# QUESTIONS TO ANSWER
A – According to the notes on exclusion zones in Santa Cruz and North Carolina, in what year did Santa Cruz establish its Stay-Away orders?
B – In the notes on exclusion zones, what offenses are most people affected by the Stay-Away orders ticketed for? List them all.
C – From the notes on exclusion zones, extract the passage from "Santa Cruz beat" to "person or property." and copy it word for word.
┌─ EXCERPT PROVIDED
Exclusion Zones–Santa Cruz and North Carolina

NOTES BY NORSE:  The fascist mind-set that has rooted itself in the Santa Cruz City Council and staff (actually deeply rooted in the staff) is grotesquely exemplified by these Charlotte, N.C. stories with all the 21st Century irony of a black police spokesman.
Santa Cruz beat Charlotte to the punch by establishing extra pre-judicial Stay-Away orders in 2013 and expanding them in 2014. These orders, given at the absolute discretion of the officer,  ban “accused criminals” from any area controlled by the Parks and Recreation Dept. (which covers a huge swath of the city, far beyond the actual parks themselves.  The overwhelming majority of those impacted are ticketed for sleeping, being in in a park after dark, and smoking–“crimes” that have nothing to do with violations of person or property.
The law in question, Santa Cruz’s MC 13.04.011 is one of a toxic cluster of anti-homeless laws, soon to be joined by laws stripping RV’s of parking places, and–if the bigoted Take Back Santa Cruz and its co-founder Councilwoman Pamela Comstock have their way–banning them entirely from parking without a residence permit.
└─
┌─ EXTRACTED INFORMATION
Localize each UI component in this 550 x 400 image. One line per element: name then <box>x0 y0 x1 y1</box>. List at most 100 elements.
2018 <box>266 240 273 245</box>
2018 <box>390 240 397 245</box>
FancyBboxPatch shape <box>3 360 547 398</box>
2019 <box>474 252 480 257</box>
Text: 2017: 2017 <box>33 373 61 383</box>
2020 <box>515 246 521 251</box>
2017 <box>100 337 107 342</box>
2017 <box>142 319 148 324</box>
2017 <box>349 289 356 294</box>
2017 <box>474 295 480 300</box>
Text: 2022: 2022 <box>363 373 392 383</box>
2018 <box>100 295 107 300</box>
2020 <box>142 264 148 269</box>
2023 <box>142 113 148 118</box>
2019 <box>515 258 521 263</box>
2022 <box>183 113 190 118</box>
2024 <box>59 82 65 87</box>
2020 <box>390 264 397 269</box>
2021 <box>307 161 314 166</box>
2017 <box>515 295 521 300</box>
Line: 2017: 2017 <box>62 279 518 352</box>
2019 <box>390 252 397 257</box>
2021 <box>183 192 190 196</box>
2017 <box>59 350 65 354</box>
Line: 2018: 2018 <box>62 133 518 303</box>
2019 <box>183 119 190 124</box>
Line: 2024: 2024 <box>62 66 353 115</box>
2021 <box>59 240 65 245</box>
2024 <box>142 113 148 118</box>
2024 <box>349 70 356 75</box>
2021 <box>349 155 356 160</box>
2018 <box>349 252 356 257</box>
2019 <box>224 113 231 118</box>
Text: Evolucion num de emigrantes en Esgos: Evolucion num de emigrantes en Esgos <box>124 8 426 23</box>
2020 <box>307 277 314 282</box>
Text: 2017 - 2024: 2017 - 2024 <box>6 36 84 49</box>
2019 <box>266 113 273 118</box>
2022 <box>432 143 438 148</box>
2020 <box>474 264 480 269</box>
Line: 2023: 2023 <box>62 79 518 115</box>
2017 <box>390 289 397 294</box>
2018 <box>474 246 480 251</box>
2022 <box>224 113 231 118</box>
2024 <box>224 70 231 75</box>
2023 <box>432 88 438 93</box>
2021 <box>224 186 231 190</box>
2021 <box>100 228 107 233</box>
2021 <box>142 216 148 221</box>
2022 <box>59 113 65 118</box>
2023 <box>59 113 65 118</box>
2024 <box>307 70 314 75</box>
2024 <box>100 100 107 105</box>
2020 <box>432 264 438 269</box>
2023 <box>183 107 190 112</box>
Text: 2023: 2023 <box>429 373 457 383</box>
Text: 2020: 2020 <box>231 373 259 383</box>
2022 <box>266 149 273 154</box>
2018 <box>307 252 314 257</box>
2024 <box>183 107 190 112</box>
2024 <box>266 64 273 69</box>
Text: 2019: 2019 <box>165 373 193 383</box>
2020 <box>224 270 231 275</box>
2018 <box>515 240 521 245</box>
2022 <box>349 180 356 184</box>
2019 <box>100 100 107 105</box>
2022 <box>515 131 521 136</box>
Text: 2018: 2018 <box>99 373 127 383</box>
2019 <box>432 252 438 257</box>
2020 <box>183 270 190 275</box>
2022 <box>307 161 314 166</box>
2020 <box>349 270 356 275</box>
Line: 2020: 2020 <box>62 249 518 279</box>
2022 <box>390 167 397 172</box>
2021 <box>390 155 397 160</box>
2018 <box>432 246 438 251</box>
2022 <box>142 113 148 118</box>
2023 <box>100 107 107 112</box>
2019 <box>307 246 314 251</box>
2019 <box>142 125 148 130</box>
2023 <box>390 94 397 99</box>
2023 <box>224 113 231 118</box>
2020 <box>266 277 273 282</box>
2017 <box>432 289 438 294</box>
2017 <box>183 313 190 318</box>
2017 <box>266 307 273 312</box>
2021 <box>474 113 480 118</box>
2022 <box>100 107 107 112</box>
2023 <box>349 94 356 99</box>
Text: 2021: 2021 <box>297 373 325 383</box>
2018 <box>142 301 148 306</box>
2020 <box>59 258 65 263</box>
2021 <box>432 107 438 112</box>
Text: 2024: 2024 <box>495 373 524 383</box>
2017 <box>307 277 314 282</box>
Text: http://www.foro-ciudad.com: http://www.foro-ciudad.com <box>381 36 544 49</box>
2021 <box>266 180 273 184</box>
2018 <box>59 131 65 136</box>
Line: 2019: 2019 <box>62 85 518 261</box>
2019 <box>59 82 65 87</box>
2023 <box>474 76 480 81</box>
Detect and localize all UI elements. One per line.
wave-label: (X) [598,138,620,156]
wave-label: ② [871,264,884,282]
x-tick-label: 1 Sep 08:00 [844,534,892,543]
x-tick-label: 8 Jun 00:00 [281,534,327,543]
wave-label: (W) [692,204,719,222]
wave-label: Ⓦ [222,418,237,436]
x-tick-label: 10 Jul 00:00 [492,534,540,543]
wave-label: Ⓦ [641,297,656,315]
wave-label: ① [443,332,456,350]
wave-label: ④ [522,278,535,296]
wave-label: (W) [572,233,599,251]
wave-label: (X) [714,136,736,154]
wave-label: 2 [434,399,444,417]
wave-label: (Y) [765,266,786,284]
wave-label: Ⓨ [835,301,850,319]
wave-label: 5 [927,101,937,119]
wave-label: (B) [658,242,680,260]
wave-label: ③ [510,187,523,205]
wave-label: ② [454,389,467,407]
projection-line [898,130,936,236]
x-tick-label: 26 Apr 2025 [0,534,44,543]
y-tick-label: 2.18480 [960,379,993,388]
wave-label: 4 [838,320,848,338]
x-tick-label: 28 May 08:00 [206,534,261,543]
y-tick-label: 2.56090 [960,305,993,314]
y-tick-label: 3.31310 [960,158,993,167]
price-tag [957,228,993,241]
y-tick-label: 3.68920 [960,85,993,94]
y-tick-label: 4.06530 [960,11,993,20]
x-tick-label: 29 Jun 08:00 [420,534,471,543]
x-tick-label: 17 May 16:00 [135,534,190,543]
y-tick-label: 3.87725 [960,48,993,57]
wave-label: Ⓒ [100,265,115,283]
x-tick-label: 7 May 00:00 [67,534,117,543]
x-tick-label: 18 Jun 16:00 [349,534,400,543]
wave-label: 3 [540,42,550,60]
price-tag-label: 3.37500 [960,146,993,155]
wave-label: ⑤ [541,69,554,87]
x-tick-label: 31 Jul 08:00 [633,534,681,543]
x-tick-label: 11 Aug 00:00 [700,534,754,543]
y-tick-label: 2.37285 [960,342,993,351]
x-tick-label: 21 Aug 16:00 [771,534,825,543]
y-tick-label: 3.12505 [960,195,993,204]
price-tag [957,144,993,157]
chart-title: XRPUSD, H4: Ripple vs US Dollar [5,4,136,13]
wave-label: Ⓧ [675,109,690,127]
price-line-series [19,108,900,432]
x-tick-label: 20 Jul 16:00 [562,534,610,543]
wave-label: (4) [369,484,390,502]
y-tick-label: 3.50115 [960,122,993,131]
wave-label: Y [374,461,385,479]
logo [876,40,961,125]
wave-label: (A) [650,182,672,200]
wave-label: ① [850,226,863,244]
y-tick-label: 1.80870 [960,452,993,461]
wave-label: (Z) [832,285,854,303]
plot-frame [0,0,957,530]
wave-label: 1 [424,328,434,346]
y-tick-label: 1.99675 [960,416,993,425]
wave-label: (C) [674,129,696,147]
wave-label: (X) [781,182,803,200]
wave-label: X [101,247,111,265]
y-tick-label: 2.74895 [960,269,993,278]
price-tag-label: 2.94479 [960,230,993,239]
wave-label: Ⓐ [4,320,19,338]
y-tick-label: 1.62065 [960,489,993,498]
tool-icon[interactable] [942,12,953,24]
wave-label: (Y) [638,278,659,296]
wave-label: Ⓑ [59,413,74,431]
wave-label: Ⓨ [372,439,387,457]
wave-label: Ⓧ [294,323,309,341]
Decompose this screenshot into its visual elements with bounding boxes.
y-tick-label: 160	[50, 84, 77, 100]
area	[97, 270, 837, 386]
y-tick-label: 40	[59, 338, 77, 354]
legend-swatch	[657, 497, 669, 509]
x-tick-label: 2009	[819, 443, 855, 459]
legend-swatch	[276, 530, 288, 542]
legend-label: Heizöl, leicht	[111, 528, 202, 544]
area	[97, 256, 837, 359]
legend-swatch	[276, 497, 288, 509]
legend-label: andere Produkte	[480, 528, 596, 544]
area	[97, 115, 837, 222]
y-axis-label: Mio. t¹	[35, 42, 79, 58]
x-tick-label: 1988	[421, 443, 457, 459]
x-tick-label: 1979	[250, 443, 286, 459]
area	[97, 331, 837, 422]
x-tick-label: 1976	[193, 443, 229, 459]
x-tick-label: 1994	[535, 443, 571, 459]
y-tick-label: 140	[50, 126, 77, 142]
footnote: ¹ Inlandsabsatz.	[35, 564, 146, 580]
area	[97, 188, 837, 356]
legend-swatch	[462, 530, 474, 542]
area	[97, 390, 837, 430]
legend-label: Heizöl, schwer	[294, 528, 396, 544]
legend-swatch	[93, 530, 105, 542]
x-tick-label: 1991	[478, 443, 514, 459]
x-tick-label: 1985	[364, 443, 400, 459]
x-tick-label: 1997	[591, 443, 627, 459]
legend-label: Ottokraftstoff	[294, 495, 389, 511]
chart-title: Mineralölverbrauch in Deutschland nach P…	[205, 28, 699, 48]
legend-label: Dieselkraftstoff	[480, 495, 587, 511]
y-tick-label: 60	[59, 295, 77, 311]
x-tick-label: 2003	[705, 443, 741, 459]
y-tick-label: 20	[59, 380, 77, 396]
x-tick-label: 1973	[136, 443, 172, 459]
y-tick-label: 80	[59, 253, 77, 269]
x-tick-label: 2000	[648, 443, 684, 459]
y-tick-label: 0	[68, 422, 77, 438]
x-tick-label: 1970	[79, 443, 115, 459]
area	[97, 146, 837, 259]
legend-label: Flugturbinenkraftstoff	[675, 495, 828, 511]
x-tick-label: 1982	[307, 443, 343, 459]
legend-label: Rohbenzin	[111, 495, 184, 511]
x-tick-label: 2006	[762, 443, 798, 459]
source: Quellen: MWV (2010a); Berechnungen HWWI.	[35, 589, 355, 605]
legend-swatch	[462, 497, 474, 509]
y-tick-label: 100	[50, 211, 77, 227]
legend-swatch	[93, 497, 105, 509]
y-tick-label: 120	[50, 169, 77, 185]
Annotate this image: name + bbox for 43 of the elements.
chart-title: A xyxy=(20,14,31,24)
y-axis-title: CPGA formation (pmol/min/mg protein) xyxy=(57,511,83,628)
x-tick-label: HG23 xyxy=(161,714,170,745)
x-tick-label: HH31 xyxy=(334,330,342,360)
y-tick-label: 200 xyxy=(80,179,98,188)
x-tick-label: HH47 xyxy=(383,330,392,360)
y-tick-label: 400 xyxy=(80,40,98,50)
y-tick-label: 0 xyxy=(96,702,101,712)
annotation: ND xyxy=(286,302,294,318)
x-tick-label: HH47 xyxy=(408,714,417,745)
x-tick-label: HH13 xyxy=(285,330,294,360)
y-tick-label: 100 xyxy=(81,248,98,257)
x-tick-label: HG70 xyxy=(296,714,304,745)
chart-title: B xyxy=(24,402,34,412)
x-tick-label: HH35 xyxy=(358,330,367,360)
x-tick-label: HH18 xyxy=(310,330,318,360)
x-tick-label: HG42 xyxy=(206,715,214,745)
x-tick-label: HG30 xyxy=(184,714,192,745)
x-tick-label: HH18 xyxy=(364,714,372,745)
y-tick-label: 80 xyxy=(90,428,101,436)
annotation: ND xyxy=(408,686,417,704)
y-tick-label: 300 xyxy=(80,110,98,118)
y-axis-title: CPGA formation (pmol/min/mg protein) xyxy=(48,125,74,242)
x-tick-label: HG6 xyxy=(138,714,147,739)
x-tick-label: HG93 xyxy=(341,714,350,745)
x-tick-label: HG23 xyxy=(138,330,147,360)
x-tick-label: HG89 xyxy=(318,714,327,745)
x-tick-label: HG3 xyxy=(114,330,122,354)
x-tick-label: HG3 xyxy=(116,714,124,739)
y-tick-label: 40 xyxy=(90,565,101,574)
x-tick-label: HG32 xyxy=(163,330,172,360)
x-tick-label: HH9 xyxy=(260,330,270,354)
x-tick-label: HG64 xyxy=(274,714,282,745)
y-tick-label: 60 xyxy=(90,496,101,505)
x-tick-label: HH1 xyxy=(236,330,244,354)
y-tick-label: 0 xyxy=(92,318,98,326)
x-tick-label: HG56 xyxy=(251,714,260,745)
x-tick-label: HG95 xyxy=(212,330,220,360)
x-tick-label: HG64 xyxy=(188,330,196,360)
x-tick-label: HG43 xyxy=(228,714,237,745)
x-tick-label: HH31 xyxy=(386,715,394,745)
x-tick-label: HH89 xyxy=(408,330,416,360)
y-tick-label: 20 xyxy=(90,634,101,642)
└─
# SOLUTIONS TO THE EXERCISE
A – 2013

B – Sleeping, being in a park after dark, and smoking

C –
Santa Cruz beat Charlotte to the punch by establishing extra pre-judicial Stay-Away orders in 2013 and expanding them in 2014. These orders, given at the absolute discretion of the officer,  ban “accused criminals” from any area controlled by the Parks and Recreation Dept. (which covers a huge swath of the city, far beyond the actual parks themselves.  The overwhelming majority of those impacted are ticketed for sleeping, being in in a park after dark, and smoking–“crimes” that have nothing to do with violations of person or property.